Write out the data below in full, unchanged, minus the images.
Records start
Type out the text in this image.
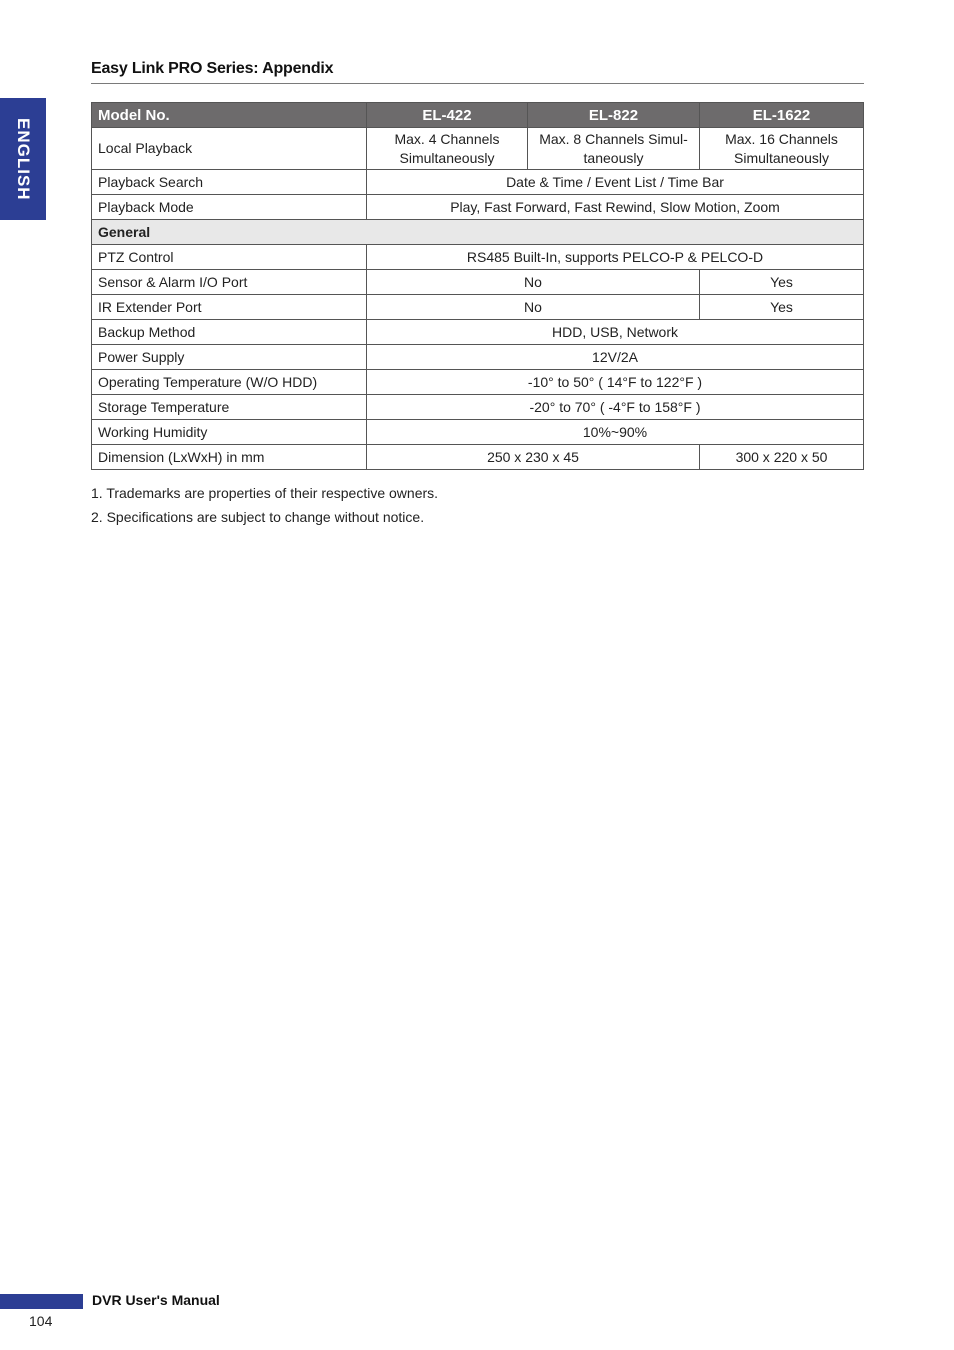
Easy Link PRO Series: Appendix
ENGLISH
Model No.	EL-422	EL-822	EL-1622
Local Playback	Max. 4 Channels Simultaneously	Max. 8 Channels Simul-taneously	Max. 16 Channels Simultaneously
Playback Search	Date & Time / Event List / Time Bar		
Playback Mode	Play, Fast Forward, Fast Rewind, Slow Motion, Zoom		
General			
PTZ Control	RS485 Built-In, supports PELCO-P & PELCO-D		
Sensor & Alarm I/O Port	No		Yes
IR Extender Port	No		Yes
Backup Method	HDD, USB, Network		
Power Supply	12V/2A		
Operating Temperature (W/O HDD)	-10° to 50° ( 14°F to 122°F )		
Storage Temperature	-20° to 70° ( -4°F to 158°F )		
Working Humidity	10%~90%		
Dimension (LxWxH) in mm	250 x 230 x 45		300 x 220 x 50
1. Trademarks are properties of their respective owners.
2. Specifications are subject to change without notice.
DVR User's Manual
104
Records end
Final result:
Type out the text in this image.
Easy Link PRO Series: Appendix
ENGLISH
Model No.	EL-422	EL-822	EL-1622
Local Playback	Max. 4 Channels Simultaneously	Max. 8 Channels Simul-taneously	Max. 16 Channels Simultaneously
Playback Search	Date & Time / Event List / Time Bar		
Playback Mode	Play, Fast Forward, Fast Rewind, Slow Motion, Zoom		
General			
PTZ Control	RS485 Built-In, supports PELCO-P & PELCO-D		
Sensor & Alarm I/O Port	No		Yes
IR Extender Port	No		Yes
Backup Method	HDD, USB, Network		
Power Supply	12V/2A		
Operating Temperature (W/O HDD)	-10° to 50° ( 14°F to 122°F )		
Storage Temperature	-20° to 70° ( -4°F to 158°F )		
Working Humidity	10%~90%		
Dimension (LxWxH) in mm	250 x 230 x 45		300 x 220 x 50
1. Trademarks are properties of their respective owners.
2. Specifications are subject to change without notice.
DVR User's Manual
104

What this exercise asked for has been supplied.